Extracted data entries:
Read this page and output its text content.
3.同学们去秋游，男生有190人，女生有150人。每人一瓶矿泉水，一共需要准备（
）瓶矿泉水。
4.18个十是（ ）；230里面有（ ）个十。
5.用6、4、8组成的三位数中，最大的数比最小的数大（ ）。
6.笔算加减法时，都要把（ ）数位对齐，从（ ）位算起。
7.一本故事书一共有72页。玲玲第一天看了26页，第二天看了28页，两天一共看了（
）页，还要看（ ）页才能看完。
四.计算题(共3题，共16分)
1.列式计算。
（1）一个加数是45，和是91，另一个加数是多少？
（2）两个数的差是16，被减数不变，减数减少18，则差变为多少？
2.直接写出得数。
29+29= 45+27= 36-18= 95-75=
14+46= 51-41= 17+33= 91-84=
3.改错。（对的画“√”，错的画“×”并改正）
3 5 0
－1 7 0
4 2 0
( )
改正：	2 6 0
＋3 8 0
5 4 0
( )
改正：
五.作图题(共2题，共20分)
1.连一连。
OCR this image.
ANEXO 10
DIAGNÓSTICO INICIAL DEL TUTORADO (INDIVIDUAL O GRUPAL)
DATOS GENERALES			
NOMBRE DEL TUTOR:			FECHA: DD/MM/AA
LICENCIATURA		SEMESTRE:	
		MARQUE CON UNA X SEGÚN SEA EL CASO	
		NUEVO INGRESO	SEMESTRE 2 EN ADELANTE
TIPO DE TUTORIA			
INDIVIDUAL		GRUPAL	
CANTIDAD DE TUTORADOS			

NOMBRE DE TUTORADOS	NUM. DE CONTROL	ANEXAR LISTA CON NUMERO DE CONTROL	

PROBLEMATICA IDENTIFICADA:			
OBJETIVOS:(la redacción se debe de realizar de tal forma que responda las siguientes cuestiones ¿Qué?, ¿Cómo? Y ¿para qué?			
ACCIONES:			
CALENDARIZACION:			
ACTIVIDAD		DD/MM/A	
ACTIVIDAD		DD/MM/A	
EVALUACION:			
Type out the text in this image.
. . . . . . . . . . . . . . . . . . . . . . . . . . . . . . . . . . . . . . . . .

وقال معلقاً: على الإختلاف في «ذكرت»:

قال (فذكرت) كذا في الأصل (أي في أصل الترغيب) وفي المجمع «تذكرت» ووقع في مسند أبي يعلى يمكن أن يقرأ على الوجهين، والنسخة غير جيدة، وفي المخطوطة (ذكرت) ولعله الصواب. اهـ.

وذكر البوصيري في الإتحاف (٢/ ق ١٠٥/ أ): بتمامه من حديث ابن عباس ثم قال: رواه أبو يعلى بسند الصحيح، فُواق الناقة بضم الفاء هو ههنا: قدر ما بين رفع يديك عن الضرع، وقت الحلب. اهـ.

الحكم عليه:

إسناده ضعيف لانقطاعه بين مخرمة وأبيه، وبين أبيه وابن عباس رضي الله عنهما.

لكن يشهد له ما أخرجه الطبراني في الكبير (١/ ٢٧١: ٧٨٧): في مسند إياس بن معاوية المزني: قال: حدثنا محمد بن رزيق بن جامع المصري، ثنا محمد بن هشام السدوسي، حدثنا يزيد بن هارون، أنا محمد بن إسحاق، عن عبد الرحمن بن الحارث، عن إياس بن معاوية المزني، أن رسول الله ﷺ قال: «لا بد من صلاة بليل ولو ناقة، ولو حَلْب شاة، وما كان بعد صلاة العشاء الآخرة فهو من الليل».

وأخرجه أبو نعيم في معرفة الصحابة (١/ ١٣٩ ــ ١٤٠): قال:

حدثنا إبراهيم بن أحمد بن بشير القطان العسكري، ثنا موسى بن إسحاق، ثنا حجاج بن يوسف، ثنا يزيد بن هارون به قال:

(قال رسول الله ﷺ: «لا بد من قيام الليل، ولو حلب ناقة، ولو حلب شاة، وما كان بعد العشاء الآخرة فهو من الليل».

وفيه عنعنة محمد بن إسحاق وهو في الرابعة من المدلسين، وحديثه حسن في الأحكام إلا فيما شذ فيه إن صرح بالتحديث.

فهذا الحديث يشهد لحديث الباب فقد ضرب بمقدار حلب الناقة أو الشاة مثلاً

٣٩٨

> [Written exercise]: Write out every entry above, word for word.

> [Solved exercise]:
Read this page and output its text content.
3.同学们去秋游，男生有190人，女生有150人。每人一瓶矿泉水，一共需要准备（
）瓶矿泉水。
4.18个十是（ ）；230里面有（ ）个十。
5.用6、4、8组成的三位数中，最大的数比最小的数大（ ）。
6.笔算加减法时，都要把（ ）数位对齐，从（ ）位算起。
7.一本故事书一共有72页。玲玲第一天看了26页，第二天看了28页，两天一共看了（
）页，还要看（ ）页才能看完。
四.计算题(共3题，共16分)
1.列式计算。
（1）一个加数是45，和是91，另一个加数是多少？
（2）两个数的差是16，被减数不变，减数减少18，则差变为多少？
2.直接写出得数。
29+29= 45+27= 36-18= 95-75=
14+46= 51-41= 17+33= 91-84=
3.改错。（对的画“√”，错的画“×”并改正）
3 5 0
－1 7 0
4 2 0
( )
改正：	2 6 0
＋3 8 0
5 4 0
( )
改正：
五.作图题(共2题，共20分)
1.连一连。
OCR this image.
ANEXO 10
DIAGNÓSTICO INICIAL DEL TUTORADO (INDIVIDUAL O GRUPAL)
DATOS GENERALES			
NOMBRE DEL TUTOR:			FECHA: DD/MM/AA
LICENCIATURA		SEMESTRE:	
		MARQUE CON UNA X SEGÚN SEA EL CASO	
		NUEVO INGRESO	SEMESTRE 2 EN ADELANTE
TIPO DE TUTORIA			
INDIVIDUAL		GRUPAL	
CANTIDAD DE TUTORADOS			

NOMBRE DE TUTORADOS	NUM. DE CONTROL	ANEXAR LISTA CON NUMERO DE CONTROL	

PROBLEMATICA IDENTIFICADA:			
OBJETIVOS:(la redacción se debe de realizar de tal forma que responda las siguientes cuestiones ¿Qué?, ¿Cómo? Y ¿para qué?			
ACCIONES:			
CALENDARIZACION:			
ACTIVIDAD		DD/MM/A	
ACTIVIDAD		DD/MM/A	
EVALUACION:			
Type out the text in this image.
. . . . . . . . . . . . . . . . . . . . . . . . . . . . . . . . . . . . . . . . .

وقال معلقاً: على الإختلاف في «ذكرت»:

قال (فذكرت) كذا في الأصل (أي في أصل الترغيب) وفي المجمع «تذكرت» ووقع في مسند أبي يعلى يمكن أن يقرأ على الوجهين، والنسخة غير جيدة، وفي المخطوطة (ذكرت) ولعله الصواب. اهـ.

وذكر البوصيري في الإتحاف (٢/ ق ١٠٥/ أ): بتمامه من حديث ابن عباس ثم قال: رواه أبو يعلى بسند الصحيح، فُواق الناقة بضم الفاء هو ههنا: قدر ما بين رفع يديك عن الضرع، وقت الحلب. اهـ.

الحكم عليه:

إسناده ضعيف لانقطاعه بين مخرمة وأبيه، وبين أبيه وابن عباس رضي الله عنهما.

لكن يشهد له ما أخرجه الطبراني في الكبير (١/ ٢٧١: ٧٨٧): في مسند إياس بن معاوية المزني: قال: حدثنا محمد بن رزيق بن جامع المصري، ثنا محمد بن هشام السدوسي، حدثنا يزيد بن هارون، أنا محمد بن إسحاق، عن عبد الرحمن بن الحارث، عن إياس بن معاوية المزني، أن رسول الله ﷺ قال: «لا بد من صلاة بليل ولو ناقة، ولو حَلْب شاة، وما كان بعد صلاة العشاء الآخرة فهو من الليل».

وأخرجه أبو نعيم في معرفة الصحابة (١/ ١٣٩ ــ ١٤٠): قال:

حدثنا إبراهيم بن أحمد بن بشير القطان العسكري، ثنا موسى بن إسحاق، ثنا حجاج بن يوسف، ثنا يزيد بن هارون به قال:

(قال رسول الله ﷺ: «لا بد من قيام الليل، ولو حلب ناقة، ولو حلب شاة، وما كان بعد العشاء الآخرة فهو من الليل».

وفيه عنعنة محمد بن إسحاق وهو في الرابعة من المدلسين، وحديثه حسن في الأحكام إلا فيما شذ فيه إن صرح بالتحديث.

فهذا الحديث يشهد لحديث الباب فقد ضرب بمقدار حلب الناقة أو الشاة مثلاً

٣٩٨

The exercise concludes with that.